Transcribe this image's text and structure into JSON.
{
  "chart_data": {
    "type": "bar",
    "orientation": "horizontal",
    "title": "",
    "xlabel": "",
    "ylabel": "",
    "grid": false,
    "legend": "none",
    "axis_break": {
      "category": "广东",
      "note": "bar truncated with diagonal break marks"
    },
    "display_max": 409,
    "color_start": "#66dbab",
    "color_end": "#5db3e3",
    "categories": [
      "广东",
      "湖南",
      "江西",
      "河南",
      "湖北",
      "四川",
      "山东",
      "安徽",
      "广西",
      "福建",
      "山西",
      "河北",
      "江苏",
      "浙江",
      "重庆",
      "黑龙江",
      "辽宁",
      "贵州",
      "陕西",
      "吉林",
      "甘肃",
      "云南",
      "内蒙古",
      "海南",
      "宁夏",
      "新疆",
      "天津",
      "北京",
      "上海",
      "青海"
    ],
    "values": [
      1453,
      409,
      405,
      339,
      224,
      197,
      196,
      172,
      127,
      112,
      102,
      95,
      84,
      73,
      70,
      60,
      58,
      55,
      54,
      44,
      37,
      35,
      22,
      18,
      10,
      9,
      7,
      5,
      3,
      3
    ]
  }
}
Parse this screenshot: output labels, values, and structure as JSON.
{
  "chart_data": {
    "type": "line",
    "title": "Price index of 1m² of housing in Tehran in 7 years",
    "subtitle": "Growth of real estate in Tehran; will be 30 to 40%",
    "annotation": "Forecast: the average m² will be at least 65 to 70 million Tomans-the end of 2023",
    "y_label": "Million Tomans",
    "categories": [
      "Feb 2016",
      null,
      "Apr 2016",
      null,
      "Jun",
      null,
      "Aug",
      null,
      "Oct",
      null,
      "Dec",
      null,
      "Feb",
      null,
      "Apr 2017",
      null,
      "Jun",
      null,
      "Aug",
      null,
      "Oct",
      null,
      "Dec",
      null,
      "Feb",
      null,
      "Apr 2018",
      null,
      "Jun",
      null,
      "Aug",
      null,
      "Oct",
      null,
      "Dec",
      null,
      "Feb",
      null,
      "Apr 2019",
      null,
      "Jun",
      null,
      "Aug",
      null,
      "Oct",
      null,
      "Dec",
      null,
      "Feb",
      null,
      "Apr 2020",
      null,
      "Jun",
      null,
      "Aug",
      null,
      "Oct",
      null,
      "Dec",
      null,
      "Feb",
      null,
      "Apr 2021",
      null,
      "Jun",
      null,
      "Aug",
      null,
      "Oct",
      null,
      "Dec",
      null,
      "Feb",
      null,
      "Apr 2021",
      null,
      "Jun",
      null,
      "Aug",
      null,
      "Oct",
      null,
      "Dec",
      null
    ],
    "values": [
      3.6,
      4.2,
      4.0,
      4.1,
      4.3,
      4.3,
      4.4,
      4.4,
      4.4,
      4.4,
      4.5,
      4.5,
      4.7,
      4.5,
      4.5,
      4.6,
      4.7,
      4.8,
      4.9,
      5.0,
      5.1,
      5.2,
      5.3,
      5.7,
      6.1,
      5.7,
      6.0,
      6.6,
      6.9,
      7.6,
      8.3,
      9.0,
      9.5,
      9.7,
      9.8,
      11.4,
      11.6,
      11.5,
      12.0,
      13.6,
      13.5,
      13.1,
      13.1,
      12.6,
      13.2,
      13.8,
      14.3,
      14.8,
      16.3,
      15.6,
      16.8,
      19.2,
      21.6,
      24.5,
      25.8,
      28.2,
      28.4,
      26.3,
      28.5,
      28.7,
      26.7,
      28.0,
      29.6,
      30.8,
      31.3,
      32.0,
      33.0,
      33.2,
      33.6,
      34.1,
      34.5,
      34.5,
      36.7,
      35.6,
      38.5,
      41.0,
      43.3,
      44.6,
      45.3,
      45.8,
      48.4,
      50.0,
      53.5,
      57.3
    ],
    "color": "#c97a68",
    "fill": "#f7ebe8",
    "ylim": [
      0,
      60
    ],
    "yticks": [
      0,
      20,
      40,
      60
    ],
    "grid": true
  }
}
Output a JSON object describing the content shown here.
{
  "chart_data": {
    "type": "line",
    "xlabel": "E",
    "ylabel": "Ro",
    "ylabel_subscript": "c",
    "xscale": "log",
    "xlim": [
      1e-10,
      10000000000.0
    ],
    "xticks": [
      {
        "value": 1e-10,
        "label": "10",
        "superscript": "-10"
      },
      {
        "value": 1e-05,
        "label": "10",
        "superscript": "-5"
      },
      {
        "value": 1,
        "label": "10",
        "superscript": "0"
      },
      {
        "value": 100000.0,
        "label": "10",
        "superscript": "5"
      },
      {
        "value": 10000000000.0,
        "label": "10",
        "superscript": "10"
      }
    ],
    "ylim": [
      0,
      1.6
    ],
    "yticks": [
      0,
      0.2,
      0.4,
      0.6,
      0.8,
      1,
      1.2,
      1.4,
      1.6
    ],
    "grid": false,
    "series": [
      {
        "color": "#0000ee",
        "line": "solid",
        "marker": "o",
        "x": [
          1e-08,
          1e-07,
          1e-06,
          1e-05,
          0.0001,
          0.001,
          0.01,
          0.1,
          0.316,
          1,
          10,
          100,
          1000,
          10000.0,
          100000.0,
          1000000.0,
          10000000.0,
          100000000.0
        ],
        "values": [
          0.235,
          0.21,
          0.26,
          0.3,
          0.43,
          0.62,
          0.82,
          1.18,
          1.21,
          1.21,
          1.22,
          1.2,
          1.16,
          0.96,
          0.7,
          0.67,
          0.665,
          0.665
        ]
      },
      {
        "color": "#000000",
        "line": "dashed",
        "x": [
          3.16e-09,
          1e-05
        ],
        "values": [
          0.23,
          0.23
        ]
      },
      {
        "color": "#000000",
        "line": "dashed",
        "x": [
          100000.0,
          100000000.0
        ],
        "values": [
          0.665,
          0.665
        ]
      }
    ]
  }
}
* * *
Task goal: Make a copy of each line that contains the string "Tehran".

Full output:
    "title": "Price index of 1m² of housing in Tehran in 7 years",
    "subtitle": "Growth of real estate in Tehran; will be 30 to 40%",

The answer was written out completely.